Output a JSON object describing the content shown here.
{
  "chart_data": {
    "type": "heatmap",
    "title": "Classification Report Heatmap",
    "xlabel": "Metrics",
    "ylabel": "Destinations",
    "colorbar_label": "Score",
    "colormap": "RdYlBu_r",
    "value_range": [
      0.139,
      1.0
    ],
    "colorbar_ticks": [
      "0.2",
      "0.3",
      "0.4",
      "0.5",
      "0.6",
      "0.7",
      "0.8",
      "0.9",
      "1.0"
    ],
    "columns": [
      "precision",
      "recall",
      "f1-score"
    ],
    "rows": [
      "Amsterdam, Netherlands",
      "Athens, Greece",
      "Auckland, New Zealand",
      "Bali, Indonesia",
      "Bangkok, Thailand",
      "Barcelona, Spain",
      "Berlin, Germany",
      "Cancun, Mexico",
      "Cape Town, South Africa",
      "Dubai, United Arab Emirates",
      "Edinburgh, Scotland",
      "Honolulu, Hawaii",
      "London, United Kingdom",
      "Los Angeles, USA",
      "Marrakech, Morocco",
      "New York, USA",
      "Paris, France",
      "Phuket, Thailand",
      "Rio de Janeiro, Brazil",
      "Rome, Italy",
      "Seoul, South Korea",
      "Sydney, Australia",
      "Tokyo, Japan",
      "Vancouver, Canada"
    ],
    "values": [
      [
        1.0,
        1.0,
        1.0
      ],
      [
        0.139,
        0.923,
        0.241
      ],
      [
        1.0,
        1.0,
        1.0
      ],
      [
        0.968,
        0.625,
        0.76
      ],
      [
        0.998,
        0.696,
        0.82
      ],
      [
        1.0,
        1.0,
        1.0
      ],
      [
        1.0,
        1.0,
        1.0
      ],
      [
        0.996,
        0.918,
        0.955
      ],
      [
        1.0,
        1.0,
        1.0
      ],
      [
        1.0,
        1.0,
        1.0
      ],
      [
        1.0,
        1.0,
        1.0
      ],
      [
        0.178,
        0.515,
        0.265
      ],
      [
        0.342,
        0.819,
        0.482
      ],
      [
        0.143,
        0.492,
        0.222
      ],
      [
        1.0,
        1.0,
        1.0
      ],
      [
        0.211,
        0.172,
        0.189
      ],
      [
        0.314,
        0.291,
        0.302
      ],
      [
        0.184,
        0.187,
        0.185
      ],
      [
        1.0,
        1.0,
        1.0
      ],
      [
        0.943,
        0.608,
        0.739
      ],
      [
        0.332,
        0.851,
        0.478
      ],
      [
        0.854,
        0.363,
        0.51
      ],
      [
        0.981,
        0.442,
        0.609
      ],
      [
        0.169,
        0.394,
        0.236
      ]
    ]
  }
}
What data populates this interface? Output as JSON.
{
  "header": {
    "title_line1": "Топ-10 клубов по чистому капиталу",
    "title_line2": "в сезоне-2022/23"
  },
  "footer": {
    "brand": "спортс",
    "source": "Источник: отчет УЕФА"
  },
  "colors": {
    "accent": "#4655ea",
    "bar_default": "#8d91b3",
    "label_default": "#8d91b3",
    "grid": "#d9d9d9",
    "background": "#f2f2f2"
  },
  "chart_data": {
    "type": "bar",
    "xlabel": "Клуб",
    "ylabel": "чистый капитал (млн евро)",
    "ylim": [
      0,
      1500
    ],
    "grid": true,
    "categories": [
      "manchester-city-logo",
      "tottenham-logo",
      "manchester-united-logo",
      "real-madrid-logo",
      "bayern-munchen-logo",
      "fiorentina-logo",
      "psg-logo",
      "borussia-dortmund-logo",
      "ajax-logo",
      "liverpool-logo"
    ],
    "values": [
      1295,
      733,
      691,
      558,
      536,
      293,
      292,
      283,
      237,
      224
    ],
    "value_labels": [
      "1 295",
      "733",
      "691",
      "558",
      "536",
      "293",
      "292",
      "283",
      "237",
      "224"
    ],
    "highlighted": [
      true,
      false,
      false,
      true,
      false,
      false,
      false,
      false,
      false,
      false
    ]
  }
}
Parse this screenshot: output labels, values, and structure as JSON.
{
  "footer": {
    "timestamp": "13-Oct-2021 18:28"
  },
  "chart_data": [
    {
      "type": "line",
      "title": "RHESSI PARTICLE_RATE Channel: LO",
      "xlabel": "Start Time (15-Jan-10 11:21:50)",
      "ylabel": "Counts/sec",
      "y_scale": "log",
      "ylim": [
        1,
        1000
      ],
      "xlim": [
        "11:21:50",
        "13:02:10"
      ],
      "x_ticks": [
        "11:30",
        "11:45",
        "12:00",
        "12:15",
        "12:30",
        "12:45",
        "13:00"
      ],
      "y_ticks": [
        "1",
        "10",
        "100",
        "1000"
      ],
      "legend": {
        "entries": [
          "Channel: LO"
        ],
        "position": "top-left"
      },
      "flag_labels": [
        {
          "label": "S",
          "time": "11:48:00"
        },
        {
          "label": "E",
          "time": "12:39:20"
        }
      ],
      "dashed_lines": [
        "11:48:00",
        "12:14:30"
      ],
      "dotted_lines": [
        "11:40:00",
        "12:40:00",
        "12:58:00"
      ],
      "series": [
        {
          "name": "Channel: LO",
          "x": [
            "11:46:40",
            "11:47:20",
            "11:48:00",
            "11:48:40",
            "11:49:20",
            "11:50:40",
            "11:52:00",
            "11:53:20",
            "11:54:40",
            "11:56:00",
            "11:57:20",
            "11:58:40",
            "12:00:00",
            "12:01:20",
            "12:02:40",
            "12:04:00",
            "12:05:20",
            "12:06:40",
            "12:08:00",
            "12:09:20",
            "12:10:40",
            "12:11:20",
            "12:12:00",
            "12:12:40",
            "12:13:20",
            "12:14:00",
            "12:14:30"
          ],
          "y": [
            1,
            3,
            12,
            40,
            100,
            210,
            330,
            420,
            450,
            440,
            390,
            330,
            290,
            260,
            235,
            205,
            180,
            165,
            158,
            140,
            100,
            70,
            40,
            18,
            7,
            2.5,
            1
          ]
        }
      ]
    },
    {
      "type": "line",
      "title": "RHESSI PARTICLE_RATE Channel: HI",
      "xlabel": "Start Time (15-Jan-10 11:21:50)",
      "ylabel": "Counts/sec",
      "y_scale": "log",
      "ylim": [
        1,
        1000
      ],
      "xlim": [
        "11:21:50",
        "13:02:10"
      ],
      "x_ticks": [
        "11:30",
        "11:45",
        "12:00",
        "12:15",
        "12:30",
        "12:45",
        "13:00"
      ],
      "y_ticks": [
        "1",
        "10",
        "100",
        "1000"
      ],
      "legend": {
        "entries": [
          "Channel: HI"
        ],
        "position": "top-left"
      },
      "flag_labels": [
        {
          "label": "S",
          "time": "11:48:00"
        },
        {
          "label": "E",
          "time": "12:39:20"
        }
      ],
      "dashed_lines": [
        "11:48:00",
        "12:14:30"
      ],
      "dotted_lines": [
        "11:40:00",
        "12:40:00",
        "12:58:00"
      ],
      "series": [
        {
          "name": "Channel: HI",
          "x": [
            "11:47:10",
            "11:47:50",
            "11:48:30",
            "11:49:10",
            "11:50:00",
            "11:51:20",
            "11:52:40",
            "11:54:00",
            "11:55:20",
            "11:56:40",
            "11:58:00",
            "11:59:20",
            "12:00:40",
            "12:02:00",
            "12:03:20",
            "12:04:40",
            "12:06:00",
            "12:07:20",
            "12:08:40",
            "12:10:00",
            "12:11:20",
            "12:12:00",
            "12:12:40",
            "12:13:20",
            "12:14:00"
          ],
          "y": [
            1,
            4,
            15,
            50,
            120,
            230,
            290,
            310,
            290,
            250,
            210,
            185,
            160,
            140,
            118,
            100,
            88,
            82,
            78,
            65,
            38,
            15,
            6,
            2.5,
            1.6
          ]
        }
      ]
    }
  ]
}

# # # # #

-- Instruction --
Return every line above that contains the word "RHESSI".

-- Task response --
      "title": "RHESSI PARTICLE_RATE Channel: LO",
      "title": "RHESSI PARTICLE_RATE Channel: HI",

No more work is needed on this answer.